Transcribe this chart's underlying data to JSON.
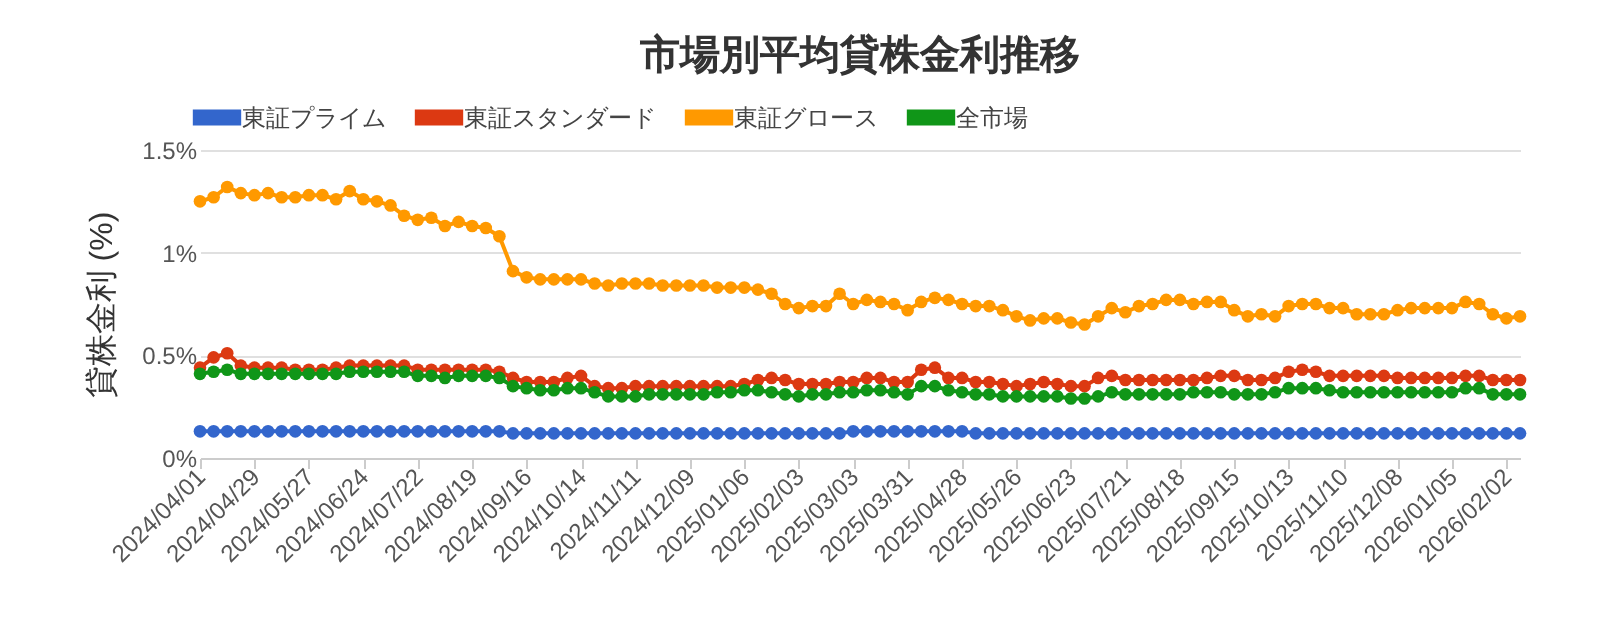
{
  "chart_data": {
    "type": "line",
    "title": "市場別平均貸株金利推移",
    "ylabel": "貸株金利 (%)",
    "categories": [
      "2024/04/01",
      null,
      null,
      null,
      "2024/04/29",
      null,
      null,
      null,
      "2024/05/27",
      null,
      null,
      null,
      "2024/06/24",
      null,
      null,
      null,
      "2024/07/22",
      null,
      null,
      null,
      "2024/08/19",
      null,
      null,
      null,
      "2024/09/16",
      null,
      null,
      null,
      "2024/10/14",
      null,
      null,
      null,
      "2024/11/11",
      null,
      null,
      null,
      "2024/12/09",
      null,
      null,
      null,
      "2025/01/06",
      null,
      null,
      null,
      "2025/02/03",
      null,
      null,
      null,
      "2025/03/03",
      null,
      null,
      null,
      "2025/03/31",
      null,
      null,
      null,
      "2025/04/28",
      null,
      null,
      null,
      "2025/05/26",
      null,
      null,
      null,
      "2025/06/23",
      null,
      null,
      null,
      "2025/07/21",
      null,
      null,
      null,
      "2025/08/18",
      null,
      null,
      null,
      "2025/09/15",
      null,
      null,
      null,
      "2025/10/13",
      null,
      null,
      null,
      "2025/11/10",
      null,
      null,
      null,
      "2025/12/08",
      null,
      null,
      null,
      "2026/01/05",
      null,
      null,
      null,
      "2026/02/02",
      null
    ],
    "series": [
      {
        "name": "東証プライム",
        "color": "#3366cc",
        "values": [
          0.13,
          0.13,
          0.13,
          0.13,
          0.13,
          0.13,
          0.13,
          0.13,
          0.13,
          0.13,
          0.13,
          0.13,
          0.13,
          0.13,
          0.13,
          0.13,
          0.13,
          0.13,
          0.13,
          0.13,
          0.13,
          0.13,
          0.13,
          0.12,
          0.12,
          0.12,
          0.12,
          0.12,
          0.12,
          0.12,
          0.12,
          0.12,
          0.12,
          0.12,
          0.12,
          0.12,
          0.12,
          0.12,
          0.12,
          0.12,
          0.12,
          0.12,
          0.12,
          0.12,
          0.12,
          0.12,
          0.12,
          0.12,
          0.13,
          0.13,
          0.13,
          0.13,
          0.13,
          0.13,
          0.13,
          0.13,
          0.13,
          0.12,
          0.12,
          0.12,
          0.12,
          0.12,
          0.12,
          0.12,
          0.12,
          0.12,
          0.12,
          0.12,
          0.12,
          0.12,
          0.12,
          0.12,
          0.12,
          0.12,
          0.12,
          0.12,
          0.12,
          0.12,
          0.12,
          0.12,
          0.12,
          0.12,
          0.12,
          0.12,
          0.12,
          0.12,
          0.12,
          0.12,
          0.12,
          0.12,
          0.12,
          0.12,
          0.12,
          0.12,
          0.12,
          0.12,
          0.12,
          0.12
        ]
      },
      {
        "name": "東証スタンダード",
        "color": "#dc3912",
        "values": [
          0.44,
          0.49,
          0.51,
          0.45,
          0.44,
          0.44,
          0.44,
          0.43,
          0.43,
          0.43,
          0.44,
          0.45,
          0.45,
          0.45,
          0.45,
          0.45,
          0.43,
          0.43,
          0.43,
          0.43,
          0.43,
          0.43,
          0.42,
          0.39,
          0.37,
          0.37,
          0.37,
          0.39,
          0.4,
          0.35,
          0.34,
          0.34,
          0.35,
          0.35,
          0.35,
          0.35,
          0.35,
          0.35,
          0.35,
          0.35,
          0.36,
          0.38,
          0.39,
          0.38,
          0.36,
          0.36,
          0.36,
          0.37,
          0.37,
          0.39,
          0.39,
          0.37,
          0.37,
          0.43,
          0.44,
          0.39,
          0.39,
          0.37,
          0.37,
          0.36,
          0.35,
          0.36,
          0.37,
          0.36,
          0.35,
          0.35,
          0.39,
          0.4,
          0.38,
          0.38,
          0.38,
          0.38,
          0.38,
          0.38,
          0.39,
          0.4,
          0.4,
          0.38,
          0.38,
          0.39,
          0.42,
          0.43,
          0.42,
          0.4,
          0.4,
          0.4,
          0.4,
          0.4,
          0.39,
          0.39,
          0.39,
          0.39,
          0.39,
          0.4,
          0.4,
          0.38,
          0.38,
          0.38
        ]
      },
      {
        "name": "東証グロース",
        "color": "#ff9900",
        "values": [
          1.25,
          1.27,
          1.32,
          1.29,
          1.28,
          1.29,
          1.27,
          1.27,
          1.28,
          1.28,
          1.26,
          1.3,
          1.26,
          1.25,
          1.23,
          1.18,
          1.16,
          1.17,
          1.13,
          1.15,
          1.13,
          1.12,
          1.08,
          0.91,
          0.88,
          0.87,
          0.87,
          0.87,
          0.87,
          0.85,
          0.84,
          0.85,
          0.85,
          0.85,
          0.84,
          0.84,
          0.84,
          0.84,
          0.83,
          0.83,
          0.83,
          0.82,
          0.8,
          0.75,
          0.73,
          0.74,
          0.74,
          0.8,
          0.75,
          0.77,
          0.76,
          0.75,
          0.72,
          0.76,
          0.78,
          0.77,
          0.75,
          0.74,
          0.74,
          0.72,
          0.69,
          0.67,
          0.68,
          0.68,
          0.66,
          0.65,
          0.69,
          0.73,
          0.71,
          0.74,
          0.75,
          0.77,
          0.77,
          0.75,
          0.76,
          0.76,
          0.72,
          0.69,
          0.7,
          0.69,
          0.74,
          0.75,
          0.75,
          0.73,
          0.73,
          0.7,
          0.7,
          0.7,
          0.72,
          0.73,
          0.73,
          0.73,
          0.73,
          0.76,
          0.75,
          0.7,
          0.68,
          0.69
        ]
      },
      {
        "name": "全市場",
        "color": "#109618",
        "values": [
          0.41,
          0.42,
          0.43,
          0.41,
          0.41,
          0.41,
          0.41,
          0.41,
          0.41,
          0.41,
          0.41,
          0.42,
          0.42,
          0.42,
          0.42,
          0.42,
          0.4,
          0.4,
          0.39,
          0.4,
          0.4,
          0.4,
          0.39,
          0.35,
          0.34,
          0.33,
          0.33,
          0.34,
          0.34,
          0.32,
          0.3,
          0.3,
          0.3,
          0.31,
          0.31,
          0.31,
          0.31,
          0.31,
          0.32,
          0.32,
          0.33,
          0.33,
          0.32,
          0.31,
          0.3,
          0.31,
          0.31,
          0.32,
          0.32,
          0.33,
          0.33,
          0.32,
          0.31,
          0.35,
          0.35,
          0.33,
          0.32,
          0.31,
          0.31,
          0.3,
          0.3,
          0.3,
          0.3,
          0.3,
          0.29,
          0.29,
          0.3,
          0.32,
          0.31,
          0.31,
          0.31,
          0.31,
          0.31,
          0.32,
          0.32,
          0.32,
          0.31,
          0.31,
          0.31,
          0.32,
          0.34,
          0.34,
          0.34,
          0.33,
          0.32,
          0.32,
          0.32,
          0.32,
          0.32,
          0.32,
          0.32,
          0.32,
          0.32,
          0.34,
          0.34,
          0.31,
          0.31,
          0.31
        ]
      }
    ],
    "ylim": [
      0,
      1.5
    ],
    "yticks": [
      {
        "value": 0,
        "label": "0%"
      },
      {
        "value": 0.5,
        "label": "0.5%"
      },
      {
        "value": 1,
        "label": "1%"
      },
      {
        "value": 1.5,
        "label": "1.5%"
      }
    ],
    "grid": "y",
    "legend": "top",
    "marker": "circle",
    "line_style": "solid"
  }
}
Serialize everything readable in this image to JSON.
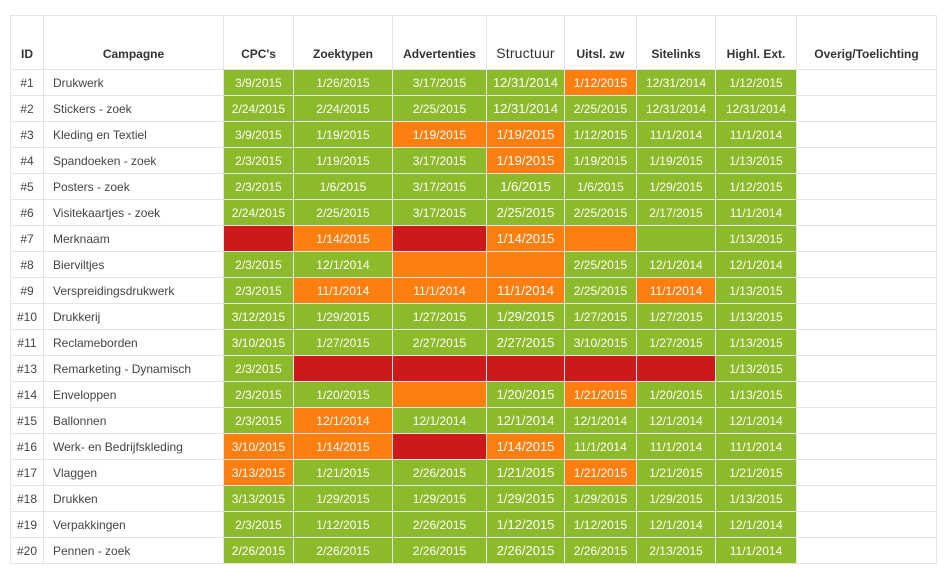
{
  "colors": {
    "green": "#8cba2a",
    "orange": "#fe7e10",
    "red": "#cc1919",
    "empty": "#ffffff"
  },
  "table": {
    "headers": [
      "ID",
      "Campagne",
      "CPC's",
      "Zoektypen",
      "Advertenties",
      "Structuur",
      "Uitsl. zw",
      "Sitelinks",
      "Highl. Ext.",
      "Overig/Toelichting"
    ],
    "rows": [
      {
        "id": "#1",
        "campaign": "Drukwerk",
        "cells": [
          {
            "v": "3/9/2015",
            "c": "g"
          },
          {
            "v": "1/26/2015",
            "c": "g"
          },
          {
            "v": "3/17/2015",
            "c": "g"
          },
          {
            "v": "12/31/2014",
            "c": "g"
          },
          {
            "v": "1/12/2015",
            "c": "o"
          },
          {
            "v": "12/31/2014",
            "c": "g"
          },
          {
            "v": "1/12/2015",
            "c": "g"
          },
          {
            "v": "",
            "c": "w"
          }
        ]
      },
      {
        "id": "#2",
        "campaign": "Stickers - zoek",
        "cells": [
          {
            "v": "2/24/2015",
            "c": "g"
          },
          {
            "v": "2/24/2015",
            "c": "g"
          },
          {
            "v": "2/25/2015",
            "c": "g"
          },
          {
            "v": "12/31/2014",
            "c": "g"
          },
          {
            "v": "2/25/2015",
            "c": "g"
          },
          {
            "v": "12/31/2014",
            "c": "g"
          },
          {
            "v": "12/31/2014",
            "c": "g"
          },
          {
            "v": "",
            "c": "w"
          }
        ]
      },
      {
        "id": "#3",
        "campaign": "Kleding en Textiel",
        "cells": [
          {
            "v": "3/9/2015",
            "c": "g"
          },
          {
            "v": "1/19/2015",
            "c": "g"
          },
          {
            "v": "1/19/2015",
            "c": "o"
          },
          {
            "v": "1/19/2015",
            "c": "o"
          },
          {
            "v": "1/12/2015",
            "c": "g"
          },
          {
            "v": "11/1/2014",
            "c": "g"
          },
          {
            "v": "11/1/2014",
            "c": "g"
          },
          {
            "v": "",
            "c": "w"
          }
        ]
      },
      {
        "id": "#4",
        "campaign": "Spandoeken - zoek",
        "cells": [
          {
            "v": "2/3/2015",
            "c": "g"
          },
          {
            "v": "1/19/2015",
            "c": "g"
          },
          {
            "v": "3/17/2015",
            "c": "g"
          },
          {
            "v": "1/19/2015",
            "c": "o"
          },
          {
            "v": "1/19/2015",
            "c": "g"
          },
          {
            "v": "1/19/2015",
            "c": "g"
          },
          {
            "v": "1/13/2015",
            "c": "g"
          },
          {
            "v": "",
            "c": "w"
          }
        ]
      },
      {
        "id": "#5",
        "campaign": "Posters - zoek",
        "cells": [
          {
            "v": "2/3/2015",
            "c": "g"
          },
          {
            "v": "1/6/2015",
            "c": "g"
          },
          {
            "v": "3/17/2015",
            "c": "g"
          },
          {
            "v": "1/6/2015",
            "c": "g"
          },
          {
            "v": "1/6/2015",
            "c": "g"
          },
          {
            "v": "1/29/2015",
            "c": "g"
          },
          {
            "v": "1/12/2015",
            "c": "g"
          },
          {
            "v": "",
            "c": "w"
          }
        ]
      },
      {
        "id": "#6",
        "campaign": "Visitekaartjes - zoek",
        "cells": [
          {
            "v": "2/24/2015",
            "c": "g"
          },
          {
            "v": "2/25/2015",
            "c": "g"
          },
          {
            "v": "3/17/2015",
            "c": "g"
          },
          {
            "v": "2/25/2015",
            "c": "g"
          },
          {
            "v": "2/25/2015",
            "c": "g"
          },
          {
            "v": "2/17/2015",
            "c": "g"
          },
          {
            "v": "11/1/2014",
            "c": "g"
          },
          {
            "v": "",
            "c": "w"
          }
        ]
      },
      {
        "id": "#7",
        "campaign": "Merknaam",
        "cells": [
          {
            "v": "",
            "c": "r"
          },
          {
            "v": "1/14/2015",
            "c": "o"
          },
          {
            "v": "",
            "c": "r"
          },
          {
            "v": "1/14/2015",
            "c": "o"
          },
          {
            "v": "",
            "c": "o"
          },
          {
            "v": "",
            "c": "g"
          },
          {
            "v": "1/13/2015",
            "c": "g"
          },
          {
            "v": "",
            "c": "w"
          }
        ]
      },
      {
        "id": "#8",
        "campaign": "Bierviltjes",
        "cells": [
          {
            "v": "2/3/2015",
            "c": "g"
          },
          {
            "v": "12/1/2014",
            "c": "g"
          },
          {
            "v": "",
            "c": "o"
          },
          {
            "v": "",
            "c": "o"
          },
          {
            "v": "2/25/2015",
            "c": "g"
          },
          {
            "v": "12/1/2014",
            "c": "g"
          },
          {
            "v": "12/1/2014",
            "c": "g"
          },
          {
            "v": "",
            "c": "w"
          }
        ]
      },
      {
        "id": "#9",
        "campaign": "Verspreidingsdrukwerk",
        "cells": [
          {
            "v": "2/3/2015",
            "c": "g"
          },
          {
            "v": "11/1/2014",
            "c": "o"
          },
          {
            "v": "11/1/2014",
            "c": "o"
          },
          {
            "v": "11/1/2014",
            "c": "o"
          },
          {
            "v": "2/25/2015",
            "c": "g"
          },
          {
            "v": "11/1/2014",
            "c": "o"
          },
          {
            "v": "1/13/2015",
            "c": "g"
          },
          {
            "v": "",
            "c": "w"
          }
        ]
      },
      {
        "id": "#10",
        "campaign": "Drukkerij",
        "cells": [
          {
            "v": "3/12/2015",
            "c": "g"
          },
          {
            "v": "1/29/2015",
            "c": "g"
          },
          {
            "v": "1/27/2015",
            "c": "g"
          },
          {
            "v": "1/29/2015",
            "c": "g"
          },
          {
            "v": "1/27/2015",
            "c": "g"
          },
          {
            "v": "1/27/2015",
            "c": "g"
          },
          {
            "v": "1/13/2015",
            "c": "g"
          },
          {
            "v": "",
            "c": "w"
          }
        ]
      },
      {
        "id": "#11",
        "campaign": "Reclameborden",
        "cells": [
          {
            "v": "3/10/2015",
            "c": "g"
          },
          {
            "v": "1/27/2015",
            "c": "g"
          },
          {
            "v": "2/27/2015",
            "c": "g"
          },
          {
            "v": "2/27/2015",
            "c": "g"
          },
          {
            "v": "3/10/2015",
            "c": "g"
          },
          {
            "v": "1/27/2015",
            "c": "g"
          },
          {
            "v": "1/13/2015",
            "c": "g"
          },
          {
            "v": "",
            "c": "w"
          }
        ]
      },
      {
        "id": "#13",
        "campaign": "Remarketing - Dynamisch",
        "cells": [
          {
            "v": "2/3/2015",
            "c": "g"
          },
          {
            "v": "",
            "c": "r"
          },
          {
            "v": "",
            "c": "r"
          },
          {
            "v": "",
            "c": "r"
          },
          {
            "v": "",
            "c": "r"
          },
          {
            "v": "",
            "c": "r"
          },
          {
            "v": "1/13/2015",
            "c": "g"
          },
          {
            "v": "",
            "c": "w"
          }
        ]
      },
      {
        "id": "#14",
        "campaign": "Enveloppen",
        "cells": [
          {
            "v": "2/3/2015",
            "c": "g"
          },
          {
            "v": "1/20/2015",
            "c": "g"
          },
          {
            "v": "",
            "c": "o"
          },
          {
            "v": "1/20/2015",
            "c": "g"
          },
          {
            "v": "1/21/2015",
            "c": "o"
          },
          {
            "v": "1/20/2015",
            "c": "g"
          },
          {
            "v": "1/13/2015",
            "c": "g"
          },
          {
            "v": "",
            "c": "w"
          }
        ]
      },
      {
        "id": "#15",
        "campaign": "Ballonnen",
        "cells": [
          {
            "v": "2/3/2015",
            "c": "g"
          },
          {
            "v": "12/1/2014",
            "c": "o"
          },
          {
            "v": "12/1/2014",
            "c": "g"
          },
          {
            "v": "12/1/2014",
            "c": "g"
          },
          {
            "v": "12/1/2014",
            "c": "g"
          },
          {
            "v": "12/1/2014",
            "c": "g"
          },
          {
            "v": "12/1/2014",
            "c": "g"
          },
          {
            "v": "",
            "c": "w"
          }
        ]
      },
      {
        "id": "#16",
        "campaign": "Werk- en Bedrijfskleding",
        "cells": [
          {
            "v": "3/10/2015",
            "c": "o"
          },
          {
            "v": "1/14/2015",
            "c": "o"
          },
          {
            "v": "",
            "c": "r"
          },
          {
            "v": "1/14/2015",
            "c": "o"
          },
          {
            "v": "11/1/2014",
            "c": "g"
          },
          {
            "v": "11/1/2014",
            "c": "g"
          },
          {
            "v": "11/1/2014",
            "c": "g"
          },
          {
            "v": "",
            "c": "w"
          }
        ]
      },
      {
        "id": "#17",
        "campaign": "Vlaggen",
        "cells": [
          {
            "v": "3/13/2015",
            "c": "o"
          },
          {
            "v": "1/21/2015",
            "c": "g"
          },
          {
            "v": "2/26/2015",
            "c": "g"
          },
          {
            "v": "1/21/2015",
            "c": "g"
          },
          {
            "v": "1/21/2015",
            "c": "o"
          },
          {
            "v": "1/21/2015",
            "c": "g"
          },
          {
            "v": "1/21/2015",
            "c": "g"
          },
          {
            "v": "",
            "c": "w"
          }
        ]
      },
      {
        "id": "#18",
        "campaign": "Drukken",
        "cells": [
          {
            "v": "3/13/2015",
            "c": "g"
          },
          {
            "v": "1/29/2015",
            "c": "g"
          },
          {
            "v": "1/29/2015",
            "c": "g"
          },
          {
            "v": "1/29/2015",
            "c": "g"
          },
          {
            "v": "1/29/2015",
            "c": "g"
          },
          {
            "v": "1/29/2015",
            "c": "g"
          },
          {
            "v": "1/13/2015",
            "c": "g"
          },
          {
            "v": "",
            "c": "w"
          }
        ]
      },
      {
        "id": "#19",
        "campaign": "Verpakkingen",
        "cells": [
          {
            "v": "2/3/2015",
            "c": "g"
          },
          {
            "v": "1/12/2015",
            "c": "g"
          },
          {
            "v": "2/26/2015",
            "c": "g"
          },
          {
            "v": "1/12/2015",
            "c": "g"
          },
          {
            "v": "1/12/2015",
            "c": "g"
          },
          {
            "v": "12/1/2014",
            "c": "g"
          },
          {
            "v": "12/1/2014",
            "c": "g"
          },
          {
            "v": "",
            "c": "w"
          }
        ]
      },
      {
        "id": "#20",
        "campaign": "Pennen - zoek",
        "cells": [
          {
            "v": "2/26/2015",
            "c": "g"
          },
          {
            "v": "2/26/2015",
            "c": "g"
          },
          {
            "v": "2/26/2015",
            "c": "g"
          },
          {
            "v": "2/26/2015",
            "c": "g"
          },
          {
            "v": "2/26/2015",
            "c": "g"
          },
          {
            "v": "2/13/2015",
            "c": "g"
          },
          {
            "v": "11/1/2014",
            "c": "g"
          },
          {
            "v": "",
            "c": "w"
          }
        ]
      }
    ]
  }
}
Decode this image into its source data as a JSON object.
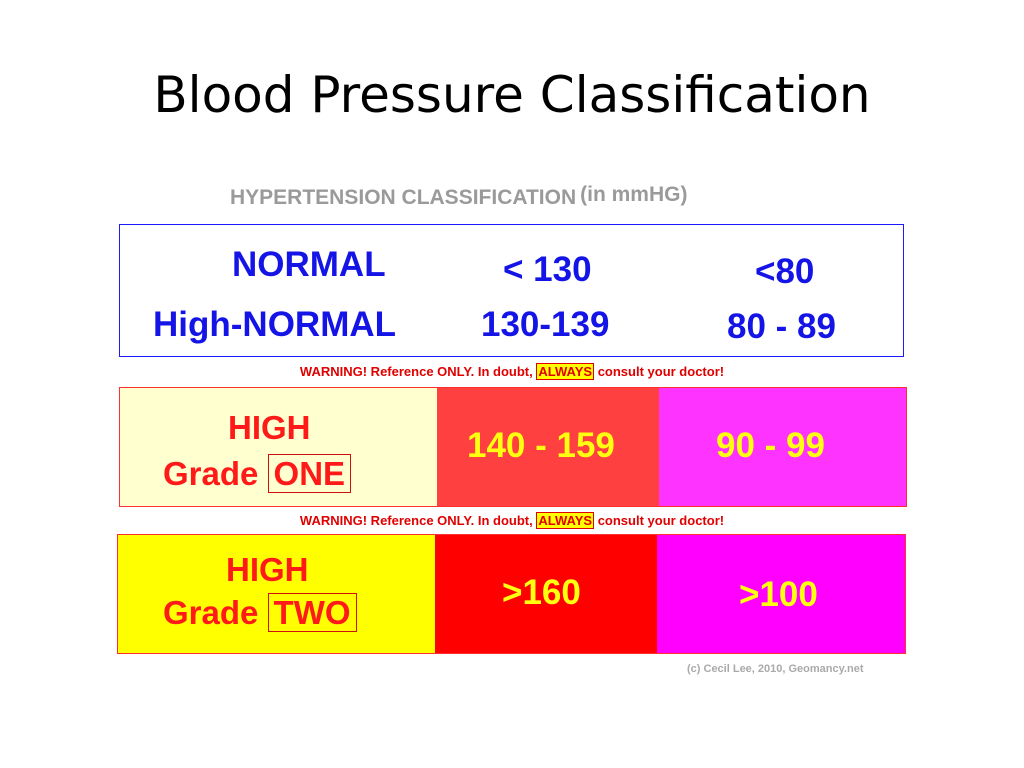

_Stated problem_: Pull out every line of the records above that contains the word "this".

_Reply to the task_:
Transcribe this chart's underlying data to JSON.
Serialize everything readable in this image to JSON.
Decode this image into its source data as a JSON object.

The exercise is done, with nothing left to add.